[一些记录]
>>

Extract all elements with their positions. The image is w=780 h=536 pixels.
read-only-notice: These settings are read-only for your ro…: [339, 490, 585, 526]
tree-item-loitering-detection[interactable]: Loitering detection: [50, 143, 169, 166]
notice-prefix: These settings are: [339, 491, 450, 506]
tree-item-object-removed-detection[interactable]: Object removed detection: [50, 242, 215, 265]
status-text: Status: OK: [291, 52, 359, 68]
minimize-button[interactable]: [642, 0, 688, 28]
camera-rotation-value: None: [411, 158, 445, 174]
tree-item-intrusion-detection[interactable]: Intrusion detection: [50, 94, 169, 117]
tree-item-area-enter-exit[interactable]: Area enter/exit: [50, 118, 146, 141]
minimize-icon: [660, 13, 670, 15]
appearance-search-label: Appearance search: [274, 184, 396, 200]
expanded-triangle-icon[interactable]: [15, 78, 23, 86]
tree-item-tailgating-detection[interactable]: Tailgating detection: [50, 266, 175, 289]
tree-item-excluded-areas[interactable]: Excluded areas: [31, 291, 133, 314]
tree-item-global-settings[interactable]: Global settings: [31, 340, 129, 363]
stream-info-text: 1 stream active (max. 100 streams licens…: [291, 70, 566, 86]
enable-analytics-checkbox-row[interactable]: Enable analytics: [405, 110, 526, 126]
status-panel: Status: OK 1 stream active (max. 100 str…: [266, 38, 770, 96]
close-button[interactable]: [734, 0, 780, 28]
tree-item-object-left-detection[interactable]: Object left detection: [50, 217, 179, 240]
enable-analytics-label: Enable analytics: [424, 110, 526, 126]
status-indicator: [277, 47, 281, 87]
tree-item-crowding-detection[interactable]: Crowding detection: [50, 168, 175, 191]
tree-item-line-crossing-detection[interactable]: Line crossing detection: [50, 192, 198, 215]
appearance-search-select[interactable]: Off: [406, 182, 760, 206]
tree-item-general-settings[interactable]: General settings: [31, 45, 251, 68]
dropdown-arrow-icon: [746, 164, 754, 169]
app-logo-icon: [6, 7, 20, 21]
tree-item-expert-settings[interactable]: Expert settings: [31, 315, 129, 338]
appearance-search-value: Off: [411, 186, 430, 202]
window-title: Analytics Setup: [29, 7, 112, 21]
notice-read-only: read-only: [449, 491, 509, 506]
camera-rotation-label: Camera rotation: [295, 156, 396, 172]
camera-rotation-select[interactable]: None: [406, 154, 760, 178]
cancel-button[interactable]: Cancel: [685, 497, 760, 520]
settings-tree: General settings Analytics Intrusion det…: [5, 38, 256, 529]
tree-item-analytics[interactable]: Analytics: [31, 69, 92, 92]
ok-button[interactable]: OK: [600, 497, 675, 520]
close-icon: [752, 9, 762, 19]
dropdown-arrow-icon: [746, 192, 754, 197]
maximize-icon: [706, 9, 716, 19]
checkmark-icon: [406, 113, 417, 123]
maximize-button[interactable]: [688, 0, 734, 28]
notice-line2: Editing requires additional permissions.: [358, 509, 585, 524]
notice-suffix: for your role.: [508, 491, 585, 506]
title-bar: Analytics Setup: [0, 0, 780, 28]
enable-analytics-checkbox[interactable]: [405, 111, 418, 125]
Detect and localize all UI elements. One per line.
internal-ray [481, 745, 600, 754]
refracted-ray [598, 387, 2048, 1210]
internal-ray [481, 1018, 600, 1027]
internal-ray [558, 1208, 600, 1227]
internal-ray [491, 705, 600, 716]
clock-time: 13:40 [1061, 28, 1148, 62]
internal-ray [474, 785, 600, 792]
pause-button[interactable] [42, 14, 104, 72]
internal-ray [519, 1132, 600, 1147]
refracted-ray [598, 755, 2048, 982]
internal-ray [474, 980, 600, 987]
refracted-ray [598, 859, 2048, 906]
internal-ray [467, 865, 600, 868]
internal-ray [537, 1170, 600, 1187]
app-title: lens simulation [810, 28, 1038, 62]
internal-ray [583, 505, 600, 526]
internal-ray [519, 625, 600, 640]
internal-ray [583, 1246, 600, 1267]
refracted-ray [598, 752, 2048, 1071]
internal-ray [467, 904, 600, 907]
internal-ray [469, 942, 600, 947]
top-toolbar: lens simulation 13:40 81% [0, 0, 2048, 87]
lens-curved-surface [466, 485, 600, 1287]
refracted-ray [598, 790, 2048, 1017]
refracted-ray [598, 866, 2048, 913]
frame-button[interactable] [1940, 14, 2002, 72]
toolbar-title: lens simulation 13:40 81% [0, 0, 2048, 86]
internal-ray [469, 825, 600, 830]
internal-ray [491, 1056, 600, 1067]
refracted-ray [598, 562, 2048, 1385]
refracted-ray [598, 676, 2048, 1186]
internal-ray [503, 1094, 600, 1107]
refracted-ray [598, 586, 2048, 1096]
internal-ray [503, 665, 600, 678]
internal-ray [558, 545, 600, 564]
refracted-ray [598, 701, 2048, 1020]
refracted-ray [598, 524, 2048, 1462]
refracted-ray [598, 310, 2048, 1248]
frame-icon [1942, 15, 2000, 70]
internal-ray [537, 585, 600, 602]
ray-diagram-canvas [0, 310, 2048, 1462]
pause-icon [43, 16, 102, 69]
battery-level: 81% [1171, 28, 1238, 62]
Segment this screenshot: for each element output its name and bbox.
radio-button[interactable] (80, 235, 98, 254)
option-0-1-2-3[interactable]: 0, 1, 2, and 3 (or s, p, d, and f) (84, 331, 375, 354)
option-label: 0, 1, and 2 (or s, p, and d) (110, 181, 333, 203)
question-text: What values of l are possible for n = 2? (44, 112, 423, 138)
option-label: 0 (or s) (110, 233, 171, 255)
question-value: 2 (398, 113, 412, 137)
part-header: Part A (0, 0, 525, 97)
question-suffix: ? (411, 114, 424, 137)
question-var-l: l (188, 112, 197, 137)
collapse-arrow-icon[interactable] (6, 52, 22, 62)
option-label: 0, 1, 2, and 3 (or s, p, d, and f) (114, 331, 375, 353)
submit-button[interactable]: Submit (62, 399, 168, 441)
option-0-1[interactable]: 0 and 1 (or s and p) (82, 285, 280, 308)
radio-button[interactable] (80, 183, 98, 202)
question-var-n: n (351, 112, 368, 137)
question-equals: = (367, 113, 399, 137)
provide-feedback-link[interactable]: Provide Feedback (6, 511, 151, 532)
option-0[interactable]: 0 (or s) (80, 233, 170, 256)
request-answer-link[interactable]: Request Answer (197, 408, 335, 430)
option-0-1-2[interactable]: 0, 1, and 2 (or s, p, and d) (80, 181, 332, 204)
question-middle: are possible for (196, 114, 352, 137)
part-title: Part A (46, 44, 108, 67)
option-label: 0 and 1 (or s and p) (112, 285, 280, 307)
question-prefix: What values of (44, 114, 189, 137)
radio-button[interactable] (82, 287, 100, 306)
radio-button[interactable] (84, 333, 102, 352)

<<

=== 任务说明 ===
把上面材料中的每一行原封不动地照抄输出。

=== 回答内容 ===
Extract all elements with their positions. The image is w=780 h=536 pixels.
read-only-notice: These settings are read-only for your ro…: [339, 490, 585, 526]
tree-item-loitering-detection[interactable]: Loitering detection: [50, 143, 169, 166]
notice-prefix: These settings are: [339, 491, 450, 506]
tree-item-object-removed-detection[interactable]: Object removed detection: [50, 242, 215, 265]
status-text: Status: OK: [291, 52, 359, 68]
minimize-button[interactable]: [642, 0, 688, 28]
camera-rotation-value: None: [411, 158, 445, 174]
tree-item-intrusion-detection[interactable]: Intrusion detection: [50, 94, 169, 117]
tree-item-area-enter-exit[interactable]: Area enter/exit: [50, 118, 146, 141]
minimize-icon: [660, 13, 670, 15]
appearance-search-label: Appearance search: [274, 184, 396, 200]
expanded-triangle-icon[interactable]: [15, 78, 23, 86]
tree-item-tailgating-detection[interactable]: Tailgating detection: [50, 266, 175, 289]
tree-item-excluded-areas[interactable]: Excluded areas: [31, 291, 133, 314]
tree-item-global-settings[interactable]: Global settings: [31, 340, 129, 363]
stream-info-text: 1 stream active (max. 100 streams licens…: [291, 70, 566, 86]
enable-analytics-checkbox-row[interactable]: Enable analytics: [405, 110, 526, 126]
status-panel: Status: OK 1 stream active (max. 100 str…: [266, 38, 770, 96]
close-button[interactable]: [734, 0, 780, 28]
tree-item-object-left-detection[interactable]: Object left detection: [50, 217, 179, 240]
enable-analytics-label: Enable analytics: [424, 110, 526, 126]
status-indicator: [277, 47, 281, 87]
tree-item-crowding-detection[interactable]: Crowding detection: [50, 168, 175, 191]
tree-item-line-crossing-detection[interactable]: Line crossing detection: [50, 192, 198, 215]
appearance-search-select[interactable]: Off: [406, 182, 760, 206]
tree-item-general-settings[interactable]: General settings: [31, 45, 251, 68]
dropdown-arrow-icon: [746, 164, 754, 169]
app-logo-icon: [6, 7, 20, 21]
tree-item-expert-settings[interactable]: Expert settings: [31, 315, 129, 338]
appearance-search-value: Off: [411, 186, 430, 202]
window-title: Analytics Setup: [29, 7, 112, 21]
notice-read-only: read-only: [449, 491, 509, 506]
camera-rotation-label: Camera rotation: [295, 156, 396, 172]
camera-rotation-select[interactable]: None: [406, 154, 760, 178]
cancel-button[interactable]: Cancel: [685, 497, 760, 520]
settings-tree: General settings Analytics Intrusion det…: [5, 38, 256, 529]
tree-item-analytics[interactable]: Analytics: [31, 69, 92, 92]
ok-button[interactable]: OK: [600, 497, 675, 520]
close-icon: [752, 9, 762, 19]
dropdown-arrow-icon: [746, 192, 754, 197]
maximize-icon: [706, 9, 716, 19]
checkmark-icon: [406, 113, 417, 123]
maximize-button[interactable]: [688, 0, 734, 28]
notice-line2: Editing requires additional permissions.: [358, 509, 585, 524]
notice-suffix: for your role.: [508, 491, 585, 506]
title-bar: Analytics Setup: [0, 0, 780, 28]
enable-analytics-checkbox[interactable]: [405, 111, 418, 125]
Detect and localize all UI elements. One per line.
internal-ray [481, 745, 600, 754]
refracted-ray [598, 387, 2048, 1210]
internal-ray [481, 1018, 600, 1027]
internal-ray [558, 1208, 600, 1227]
internal-ray [491, 705, 600, 716]
clock-time: 13:40 [1061, 28, 1148, 62]
internal-ray [474, 785, 600, 792]
pause-button[interactable] [42, 14, 104, 72]
internal-ray [519, 1132, 600, 1147]
refracted-ray [598, 755, 2048, 982]
internal-ray [474, 980, 600, 987]
refracted-ray [598, 859, 2048, 906]
internal-ray [467, 865, 600, 868]
internal-ray [537, 1170, 600, 1187]
app-title: lens simulation [810, 28, 1038, 62]
internal-ray [583, 505, 600, 526]
internal-ray [519, 625, 600, 640]
internal-ray [583, 1246, 600, 1267]
refracted-ray [598, 752, 2048, 1071]
internal-ray [467, 904, 600, 907]
internal-ray [469, 942, 600, 947]
top-toolbar: lens simulation 13:40 81% [0, 0, 2048, 87]
lens-curved-surface [466, 485, 600, 1287]
refracted-ray [598, 790, 2048, 1017]
refracted-ray [598, 866, 2048, 913]
frame-button[interactable] [1940, 14, 2002, 72]
toolbar-title: lens simulation 13:40 81% [0, 0, 2048, 86]
internal-ray [469, 825, 600, 830]
internal-ray [491, 1056, 600, 1067]
refracted-ray [598, 562, 2048, 1385]
refracted-ray [598, 676, 2048, 1186]
internal-ray [503, 1094, 600, 1107]
refracted-ray [598, 586, 2048, 1096]
internal-ray [503, 665, 600, 678]
internal-ray [558, 545, 600, 564]
refracted-ray [598, 701, 2048, 1020]
refracted-ray [598, 524, 2048, 1462]
refracted-ray [598, 310, 2048, 1248]
frame-icon [1942, 15, 2000, 70]
internal-ray [537, 585, 600, 602]
ray-diagram-canvas [0, 310, 2048, 1462]
pause-icon [43, 16, 102, 69]
battery-level: 81% [1171, 28, 1238, 62]
Segment this screenshot: for each element output its name and bbox.
radio-button[interactable] (80, 235, 98, 254)
option-0-1-2-3[interactable]: 0, 1, 2, and 3 (or s, p, d, and f) (84, 331, 375, 354)
option-label: 0, 1, and 2 (or s, p, and d) (110, 181, 333, 203)
question-text: What values of l are possible for n = 2? (44, 112, 423, 138)
option-label: 0 (or s) (110, 233, 171, 255)
question-value: 2 (398, 113, 412, 137)
part-header: Part A (0, 0, 525, 97)
question-suffix: ? (411, 114, 424, 137)
question-var-l: l (188, 112, 197, 137)
collapse-arrow-icon[interactable] (6, 52, 22, 62)
option-label: 0, 1, 2, and 3 (or s, p, d, and f) (114, 331, 375, 353)
submit-button[interactable]: Submit (62, 399, 168, 441)
option-0-1[interactable]: 0 and 1 (or s and p) (82, 285, 280, 308)
radio-button[interactable] (80, 183, 98, 202)
question-var-n: n (351, 112, 368, 137)
question-equals: = (367, 113, 399, 137)
provide-feedback-link[interactable]: Provide Feedback (6, 511, 151, 532)
option-0[interactable]: 0 (or s) (80, 233, 170, 256)
request-answer-link[interactable]: Request Answer (197, 408, 335, 430)
option-0-1-2[interactable]: 0, 1, and 2 (or s, p, and d) (80, 181, 332, 204)
question-middle: are possible for (196, 114, 352, 137)
part-title: Part A (46, 44, 108, 67)
option-label: 0 and 1 (or s and p) (112, 285, 280, 307)
question-prefix: What values of (44, 114, 189, 137)
radio-button[interactable] (82, 287, 100, 306)
radio-button[interactable] (84, 333, 102, 352)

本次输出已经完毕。